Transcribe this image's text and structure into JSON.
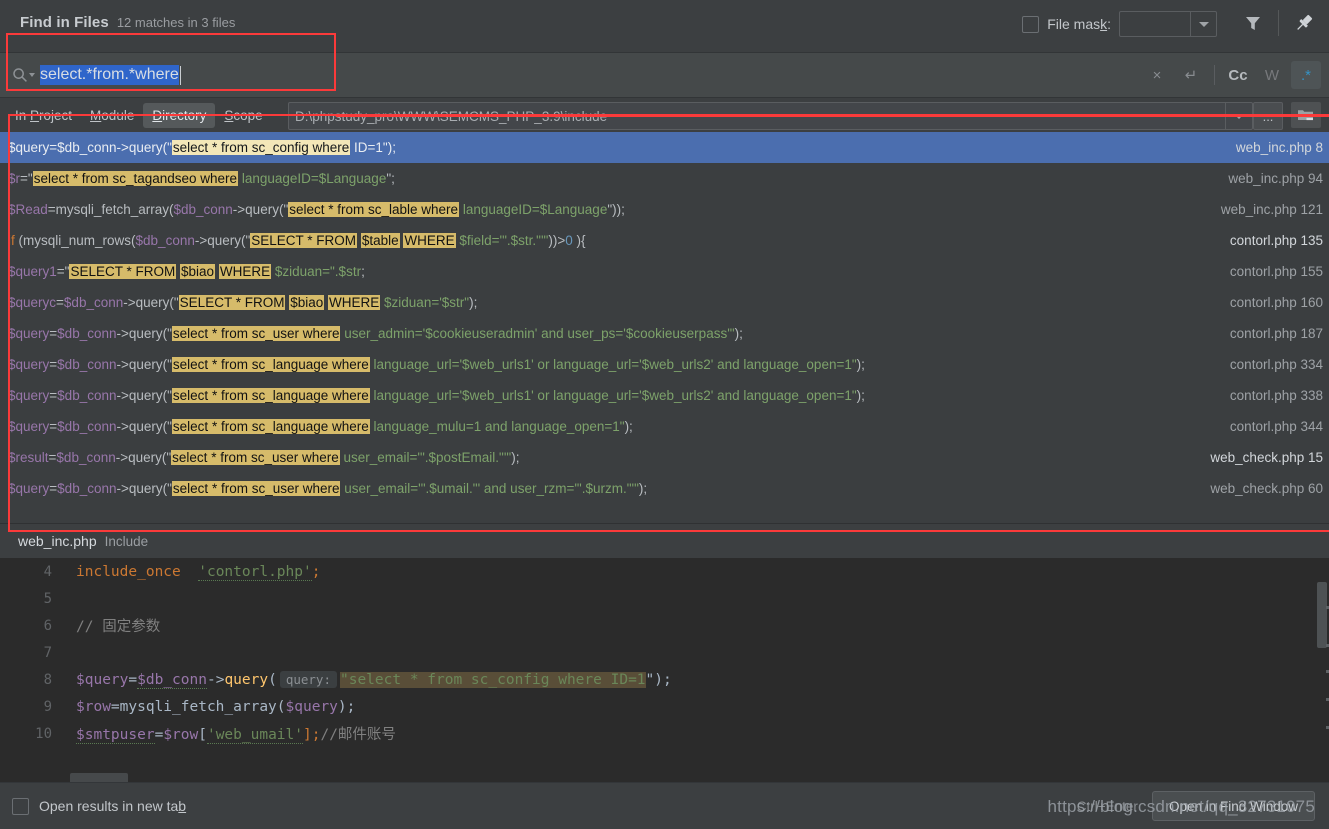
{
  "header": {
    "title": "Find in Files",
    "subtitle": "12 matches in 3 files",
    "file_mask_label": "File mask:",
    "file_mask_value": "",
    "filter_icon": "filter-icon",
    "pin_icon": "pin-icon"
  },
  "search": {
    "query": "select.*from.*where",
    "placeholder": "",
    "magnifier_icon": "search-icon",
    "clear_label": "×",
    "newline_label": "↵",
    "match_case_label": "Cc",
    "words_label": "W",
    "regex_label": ".*",
    "regex_active": true
  },
  "scope": {
    "tabs": [
      {
        "label": "In Project",
        "accel": "P",
        "active": false
      },
      {
        "label": "Module",
        "accel": "M",
        "active": false
      },
      {
        "label": "Directory",
        "accel": "D",
        "active": true
      },
      {
        "label": "Scope",
        "accel": "S",
        "active": false
      }
    ],
    "directory": "D:\\phpstudy_pro\\WWW\\SEMCMS_PHP_3.9\\include",
    "browse_label": "...",
    "recent_icon": "recent-directories-icon"
  },
  "results": [
    {
      "file": "web_inc.php",
      "line": "8",
      "selected": true,
      "strong": true,
      "parts": [
        {
          "t": "var",
          "s": "$query"
        },
        {
          "t": "pun",
          "s": "="
        },
        {
          "t": "var",
          "s": "$db_conn"
        },
        {
          "t": "pun",
          "s": "->query(\""
        },
        {
          "t": "hl",
          "s": "select * from sc_config where"
        },
        {
          "t": "str",
          "s": " ID=1"
        },
        {
          "t": "pun",
          "s": "\");"
        }
      ]
    },
    {
      "file": "web_inc.php",
      "line": "94",
      "selected": false,
      "strong": false,
      "parts": [
        {
          "t": "var",
          "s": "$r"
        },
        {
          "t": "pun",
          "s": "=\""
        },
        {
          "t": "hl",
          "s": "select * from sc_tagandseo where"
        },
        {
          "t": "str",
          "s": " languageID=$Language"
        },
        {
          "t": "pun",
          "s": "\";"
        }
      ]
    },
    {
      "file": "web_inc.php",
      "line": "121",
      "selected": false,
      "strong": false,
      "parts": [
        {
          "t": "var",
          "s": "$Read"
        },
        {
          "t": "pun",
          "s": "=mysqli_fetch_array("
        },
        {
          "t": "var",
          "s": "$db_conn"
        },
        {
          "t": "pun",
          "s": "->query(\""
        },
        {
          "t": "hl",
          "s": "select * from sc_lable where"
        },
        {
          "t": "str",
          "s": " languageID=$Language"
        },
        {
          "t": "pun",
          "s": "\"));"
        }
      ]
    },
    {
      "file": "contorl.php",
      "line": "135",
      "selected": false,
      "strong": true,
      "parts": [
        {
          "t": "kw",
          "s": "if"
        },
        {
          "t": "pun",
          "s": " (mysqli_num_rows("
        },
        {
          "t": "var",
          "s": "$db_conn"
        },
        {
          "t": "pun",
          "s": "->query(\""
        },
        {
          "t": "hl",
          "s": "SELECT * FROM"
        },
        {
          "t": "pun",
          "s": " "
        },
        {
          "t": "hl",
          "s": "$table"
        },
        {
          "t": "pun",
          "s": " "
        },
        {
          "t": "hl",
          "s": "WHERE"
        },
        {
          "t": "str",
          "s": " $field='\".$str.\"'\""
        },
        {
          "t": "pun",
          "s": "))>"
        },
        {
          "t": "num",
          "s": "0"
        },
        {
          "t": "pun",
          "s": " ){"
        }
      ]
    },
    {
      "file": "contorl.php",
      "line": "155",
      "selected": false,
      "strong": false,
      "parts": [
        {
          "t": "var",
          "s": "$query1"
        },
        {
          "t": "pun",
          "s": "=\""
        },
        {
          "t": "hl",
          "s": "SELECT * FROM"
        },
        {
          "t": "pun",
          "s": " "
        },
        {
          "t": "hl",
          "s": "$biao"
        },
        {
          "t": "pun",
          "s": " "
        },
        {
          "t": "hl",
          "s": "WHERE"
        },
        {
          "t": "str",
          "s": " $ziduan=\".$str"
        },
        {
          "t": "pun",
          "s": ";"
        }
      ]
    },
    {
      "file": "contorl.php",
      "line": "160",
      "selected": false,
      "strong": false,
      "parts": [
        {
          "t": "var",
          "s": "$queryc"
        },
        {
          "t": "pun",
          "s": "="
        },
        {
          "t": "var",
          "s": "$db_conn"
        },
        {
          "t": "pun",
          "s": "->query(\""
        },
        {
          "t": "hl",
          "s": "SELECT * FROM"
        },
        {
          "t": "pun",
          "s": " "
        },
        {
          "t": "hl",
          "s": "$biao"
        },
        {
          "t": "pun",
          "s": " "
        },
        {
          "t": "hl",
          "s": "WHERE"
        },
        {
          "t": "str",
          "s": " $ziduan='$str\""
        },
        {
          "t": "pun",
          "s": ");"
        }
      ]
    },
    {
      "file": "contorl.php",
      "line": "187",
      "selected": false,
      "strong": false,
      "parts": [
        {
          "t": "var",
          "s": "$query"
        },
        {
          "t": "pun",
          "s": "="
        },
        {
          "t": "var",
          "s": "$db_conn"
        },
        {
          "t": "pun",
          "s": "->query(\""
        },
        {
          "t": "hl",
          "s": "select * from sc_user where"
        },
        {
          "t": "str",
          "s": " user_admin='$cookieuseradmin' and user_ps='$cookieuserpass'\""
        },
        {
          "t": "pun",
          "s": ");"
        }
      ]
    },
    {
      "file": "contorl.php",
      "line": "334",
      "selected": false,
      "strong": false,
      "parts": [
        {
          "t": "var",
          "s": "$query"
        },
        {
          "t": "pun",
          "s": "="
        },
        {
          "t": "var",
          "s": "$db_conn"
        },
        {
          "t": "pun",
          "s": "->query(\""
        },
        {
          "t": "hl",
          "s": "select * from sc_language where"
        },
        {
          "t": "str",
          "s": " language_url='$web_urls1' or  language_url='$web_urls2' and  language_open=1\""
        },
        {
          "t": "pun",
          "s": ");"
        }
      ]
    },
    {
      "file": "contorl.php",
      "line": "338",
      "selected": false,
      "strong": false,
      "parts": [
        {
          "t": "var",
          "s": "$query"
        },
        {
          "t": "pun",
          "s": "="
        },
        {
          "t": "var",
          "s": "$db_conn"
        },
        {
          "t": "pun",
          "s": "->query(\""
        },
        {
          "t": "hl",
          "s": "select * from sc_language where"
        },
        {
          "t": "str",
          "s": " language_url='$web_urls1' or  language_url='$web_urls2' and  language_open=1\""
        },
        {
          "t": "pun",
          "s": ");"
        }
      ]
    },
    {
      "file": "contorl.php",
      "line": "344",
      "selected": false,
      "strong": false,
      "parts": [
        {
          "t": "var",
          "s": "$query"
        },
        {
          "t": "pun",
          "s": "="
        },
        {
          "t": "var",
          "s": "$db_conn"
        },
        {
          "t": "pun",
          "s": "->query(\""
        },
        {
          "t": "hl",
          "s": "select * from sc_language where"
        },
        {
          "t": "str",
          "s": " language_mulu=1 and  language_open=1\""
        },
        {
          "t": "pun",
          "s": ");"
        }
      ]
    },
    {
      "file": "web_check.php",
      "line": "15",
      "selected": false,
      "strong": true,
      "parts": [
        {
          "t": "var",
          "s": "$result"
        },
        {
          "t": "pun",
          "s": "="
        },
        {
          "t": "var",
          "s": "$db_conn"
        },
        {
          "t": "pun",
          "s": "->query(\""
        },
        {
          "t": "hl",
          "s": "select * from sc_user where"
        },
        {
          "t": "str",
          "s": " user_email='\".$postEmail.\"'\""
        },
        {
          "t": "pun",
          "s": ");"
        }
      ]
    },
    {
      "file": "web_check.php",
      "line": "60",
      "selected": false,
      "strong": false,
      "parts": [
        {
          "t": "var",
          "s": "$query"
        },
        {
          "t": "pun",
          "s": "="
        },
        {
          "t": "var",
          "s": "$db_conn"
        },
        {
          "t": "pun",
          "s": "->query(\""
        },
        {
          "t": "hl",
          "s": "select * from sc_user where"
        },
        {
          "t": "str",
          "s": " user_email='\".$umail.\"' and user_rzm='\".$urzm.\"'\""
        },
        {
          "t": "pun",
          "s": ");"
        }
      ]
    }
  ],
  "preview": {
    "file": "web_inc.php",
    "directory": "Include",
    "hint_label": "query:",
    "lines": [
      {
        "num": "4"
      },
      {
        "num": "5"
      },
      {
        "num": "6"
      },
      {
        "num": "7"
      },
      {
        "num": "8"
      },
      {
        "num": "9"
      },
      {
        "num": "10"
      }
    ],
    "code": {
      "l4_kw": "include_once",
      "l4_str": "'contorl.php'",
      "l4_end": ";",
      "l6_comment": "// 固定参数",
      "l8_a": "$query",
      "l8_b": "=",
      "l8_c": "$db_conn",
      "l8_d": "->",
      "l8_e": "query",
      "l8_f": "(",
      "l8_match": "\"select * from sc_config where ID=1",
      "l8_tail": "\");",
      "l9": "$row=mysqli_fetch_array($query);",
      "l9_a": "$row",
      "l9_b": "=mysqli_fetch_array(",
      "l9_c": "$query",
      "l9_d": ");",
      "l10_a": "$smtpuser",
      "l10_b": "=",
      "l10_c": "$row",
      "l10_d": "[",
      "l10_e": "'web_umail'",
      "l10_f": "];",
      "l10_g": "//邮件账号"
    }
  },
  "footer": {
    "open_new_tab_label": "Open results in new tab",
    "open_new_tab_accel": "b",
    "shortcut": "Ctrl+Enter",
    "primary_button": "Open in Find Window"
  },
  "watermark": "https://blog.csdn.net/qq_32731075",
  "colors": {
    "selection_blue": "#4b6eaf",
    "highlight_gold": "#d6bb6a",
    "accent_blue": "#3592c4",
    "annotation_red": "#fb3a3a",
    "panel_bg": "#3c3f41",
    "editor_bg": "#2b2b2b"
  }
}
---
- [TO DO]: Gather all lines where the word "results" appears.

- [RESULT OF THE EXERCISE]:
  "results": [
    "open_new_tab_label": "Open results in new tab",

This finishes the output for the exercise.